====== Material for the task

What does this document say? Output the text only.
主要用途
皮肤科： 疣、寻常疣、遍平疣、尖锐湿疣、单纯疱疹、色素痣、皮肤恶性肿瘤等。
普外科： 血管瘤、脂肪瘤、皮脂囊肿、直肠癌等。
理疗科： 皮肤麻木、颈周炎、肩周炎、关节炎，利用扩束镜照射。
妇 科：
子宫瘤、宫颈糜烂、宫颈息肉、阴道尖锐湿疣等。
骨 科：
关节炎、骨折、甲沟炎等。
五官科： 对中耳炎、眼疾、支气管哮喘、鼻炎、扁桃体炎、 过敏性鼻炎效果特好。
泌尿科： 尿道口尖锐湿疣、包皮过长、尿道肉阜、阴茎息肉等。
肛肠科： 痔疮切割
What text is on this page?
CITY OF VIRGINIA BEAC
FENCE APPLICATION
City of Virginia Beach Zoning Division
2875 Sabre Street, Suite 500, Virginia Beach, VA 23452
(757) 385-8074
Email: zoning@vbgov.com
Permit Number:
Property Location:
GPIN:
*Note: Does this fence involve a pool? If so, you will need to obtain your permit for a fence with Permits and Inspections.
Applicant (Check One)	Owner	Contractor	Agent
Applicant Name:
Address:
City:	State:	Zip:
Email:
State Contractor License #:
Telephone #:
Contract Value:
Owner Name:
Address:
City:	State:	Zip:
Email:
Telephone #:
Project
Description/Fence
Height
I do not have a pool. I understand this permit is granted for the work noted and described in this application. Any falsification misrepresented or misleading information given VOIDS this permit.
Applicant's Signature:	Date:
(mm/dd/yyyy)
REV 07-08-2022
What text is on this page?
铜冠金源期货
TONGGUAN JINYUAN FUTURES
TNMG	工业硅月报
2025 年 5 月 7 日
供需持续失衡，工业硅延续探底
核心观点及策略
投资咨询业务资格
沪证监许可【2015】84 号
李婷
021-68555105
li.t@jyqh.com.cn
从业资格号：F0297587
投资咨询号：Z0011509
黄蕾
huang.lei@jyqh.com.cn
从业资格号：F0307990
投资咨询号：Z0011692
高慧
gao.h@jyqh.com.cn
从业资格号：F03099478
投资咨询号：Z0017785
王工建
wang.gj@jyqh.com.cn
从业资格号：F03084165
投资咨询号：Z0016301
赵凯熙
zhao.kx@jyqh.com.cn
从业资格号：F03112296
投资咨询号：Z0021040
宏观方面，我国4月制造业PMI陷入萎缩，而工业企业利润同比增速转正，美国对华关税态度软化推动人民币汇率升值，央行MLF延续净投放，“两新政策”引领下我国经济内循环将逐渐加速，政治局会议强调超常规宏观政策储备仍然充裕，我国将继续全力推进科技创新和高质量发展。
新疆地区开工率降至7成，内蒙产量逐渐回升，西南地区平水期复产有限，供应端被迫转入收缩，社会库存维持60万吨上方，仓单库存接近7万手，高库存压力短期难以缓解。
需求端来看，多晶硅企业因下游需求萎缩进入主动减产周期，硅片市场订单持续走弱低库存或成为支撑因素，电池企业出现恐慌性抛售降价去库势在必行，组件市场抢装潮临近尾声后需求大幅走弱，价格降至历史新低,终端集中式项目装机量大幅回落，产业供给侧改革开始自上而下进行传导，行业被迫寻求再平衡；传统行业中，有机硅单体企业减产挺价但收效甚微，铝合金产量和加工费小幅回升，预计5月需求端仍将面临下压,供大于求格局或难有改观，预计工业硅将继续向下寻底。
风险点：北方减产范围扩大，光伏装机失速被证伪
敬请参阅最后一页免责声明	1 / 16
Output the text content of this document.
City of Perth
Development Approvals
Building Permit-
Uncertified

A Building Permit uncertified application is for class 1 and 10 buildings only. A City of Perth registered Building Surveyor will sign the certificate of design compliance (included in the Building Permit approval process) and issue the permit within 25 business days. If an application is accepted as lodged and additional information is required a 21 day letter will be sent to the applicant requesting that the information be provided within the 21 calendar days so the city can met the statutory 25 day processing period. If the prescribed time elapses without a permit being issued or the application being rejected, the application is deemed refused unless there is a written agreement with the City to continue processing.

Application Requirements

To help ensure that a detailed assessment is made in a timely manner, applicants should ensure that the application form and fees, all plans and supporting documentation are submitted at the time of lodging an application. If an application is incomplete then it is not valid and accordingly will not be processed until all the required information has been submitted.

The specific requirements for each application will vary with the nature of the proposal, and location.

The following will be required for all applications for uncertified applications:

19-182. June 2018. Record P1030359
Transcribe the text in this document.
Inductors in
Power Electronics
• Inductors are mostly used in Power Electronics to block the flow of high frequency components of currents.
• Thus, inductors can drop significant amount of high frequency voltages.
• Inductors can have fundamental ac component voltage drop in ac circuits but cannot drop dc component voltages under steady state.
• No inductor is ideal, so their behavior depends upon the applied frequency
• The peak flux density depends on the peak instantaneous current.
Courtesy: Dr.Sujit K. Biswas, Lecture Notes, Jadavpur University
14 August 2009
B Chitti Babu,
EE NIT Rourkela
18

============

* Direction
Restate the records, all of them, precisely as written.

* Answer to the task
What does this document say? Output the text only.
主要用途
皮肤科： 疣、寻常疣、遍平疣、尖锐湿疣、单纯疱疹、色素痣、皮肤恶性肿瘤等。
普外科： 血管瘤、脂肪瘤、皮脂囊肿、直肠癌等。
理疗科： 皮肤麻木、颈周炎、肩周炎、关节炎，利用扩束镜照射。
妇 科：
子宫瘤、宫颈糜烂、宫颈息肉、阴道尖锐湿疣等。
骨 科：
关节炎、骨折、甲沟炎等。
五官科： 对中耳炎、眼疾、支气管哮喘、鼻炎、扁桃体炎、 过敏性鼻炎效果特好。
泌尿科： 尿道口尖锐湿疣、包皮过长、尿道肉阜、阴茎息肉等。
肛肠科： 痔疮切割
What text is on this page?
CITY OF VIRGINIA BEAC
FENCE APPLICATION
City of Virginia Beach Zoning Division
2875 Sabre Street, Suite 500, Virginia Beach, VA 23452
(757) 385-8074
Email: zoning@vbgov.com
Permit Number:
Property Location:
GPIN:
*Note: Does this fence involve a pool? If so, you will need to obtain your permit for a fence with Permits and Inspections.
Applicant (Check One)	Owner	Contractor	Agent
Applicant Name:
Address:
City:	State:	Zip:
Email:
State Contractor License #:
Telephone #:
Contract Value:
Owner Name:
Address:
City:	State:	Zip:
Email:
Telephone #:
Project
Description/Fence
Height
I do not have a pool. I understand this permit is granted for the work noted and described in this application. Any falsification misrepresented or misleading information given VOIDS this permit.
Applicant's Signature:	Date:
(mm/dd/yyyy)
REV 07-08-2022
What text is on this page?
铜冠金源期货
TONGGUAN JINYUAN FUTURES
TNMG	工业硅月报
2025 年 5 月 7 日
供需持续失衡，工业硅延续探底
核心观点及策略
投资咨询业务资格
沪证监许可【2015】84 号
李婷
021-68555105
li.t@jyqh.com.cn
从业资格号：F0297587
投资咨询号：Z0011509
黄蕾
huang.lei@jyqh.com.cn
从业资格号：F0307990
投资咨询号：Z0011692
高慧
gao.h@jyqh.com.cn
从业资格号：F03099478
投资咨询号：Z0017785
王工建
wang.gj@jyqh.com.cn
从业资格号：F03084165
投资咨询号：Z0016301
赵凯熙
zhao.kx@jyqh.com.cn
从业资格号：F03112296
投资咨询号：Z0021040
宏观方面，我国4月制造业PMI陷入萎缩，而工业企业利润同比增速转正，美国对华关税态度软化推动人民币汇率升值，央行MLF延续净投放，“两新政策”引领下我国经济内循环将逐渐加速，政治局会议强调超常规宏观政策储备仍然充裕，我国将继续全力推进科技创新和高质量发展。
新疆地区开工率降至7成，内蒙产量逐渐回升，西南地区平水期复产有限，供应端被迫转入收缩，社会库存维持60万吨上方，仓单库存接近7万手，高库存压力短期难以缓解。
需求端来看，多晶硅企业因下游需求萎缩进入主动减产周期，硅片市场订单持续走弱低库存或成为支撑因素，电池企业出现恐慌性抛售降价去库势在必行，组件市场抢装潮临近尾声后需求大幅走弱，价格降至历史新低,终端集中式项目装机量大幅回落，产业供给侧改革开始自上而下进行传导，行业被迫寻求再平衡；传统行业中，有机硅单体企业减产挺价但收效甚微，铝合金产量和加工费小幅回升，预计5月需求端仍将面临下压,供大于求格局或难有改观，预计工业硅将继续向下寻底。
风险点：北方减产范围扩大，光伏装机失速被证伪
敬请参阅最后一页免责声明	1 / 16
Output the text content of this document.
City of Perth
Development Approvals
Building Permit-
Uncertified

A Building Permit uncertified application is for class 1 and 10 buildings only. A City of Perth registered Building Surveyor will sign the certificate of design compliance (included in the Building Permit approval process) and issue the permit within 25 business days. If an application is accepted as lodged and additional information is required a 21 day letter will be sent to the applicant requesting that the information be provided within the 21 calendar days so the city can met the statutory 25 day processing period. If the prescribed time elapses without a permit being issued or the application being rejected, the application is deemed refused unless there is a written agreement with the City to continue processing.

Application Requirements

To help ensure that a detailed assessment is made in a timely manner, applicants should ensure that the application form and fees, all plans and supporting documentation are submitted at the time of lodging an application. If an application is incomplete then it is not valid and accordingly will not be processed until all the required information has been submitted.

The specific requirements for each application will vary with the nature of the proposal, and location.

The following will be required for all applications for uncertified applications:

19-182. June 2018. Record P1030359
Transcribe the text in this document.
Inductors in
Power Electronics
• Inductors are mostly used in Power Electronics to block the flow of high frequency components of currents.
• Thus, inductors can drop significant amount of high frequency voltages.
• Inductors can have fundamental ac component voltage drop in ac circuits but cannot drop dc component voltages under steady state.
• No inductor is ideal, so their behavior depends upon the applied frequency
• The peak flux density depends on the peak instantaneous current.
Courtesy: Dr.Sujit K. Biswas, Lecture Notes, Jadavpur University
14 August 2009
B Chitti Babu,
EE NIT Rourkela
18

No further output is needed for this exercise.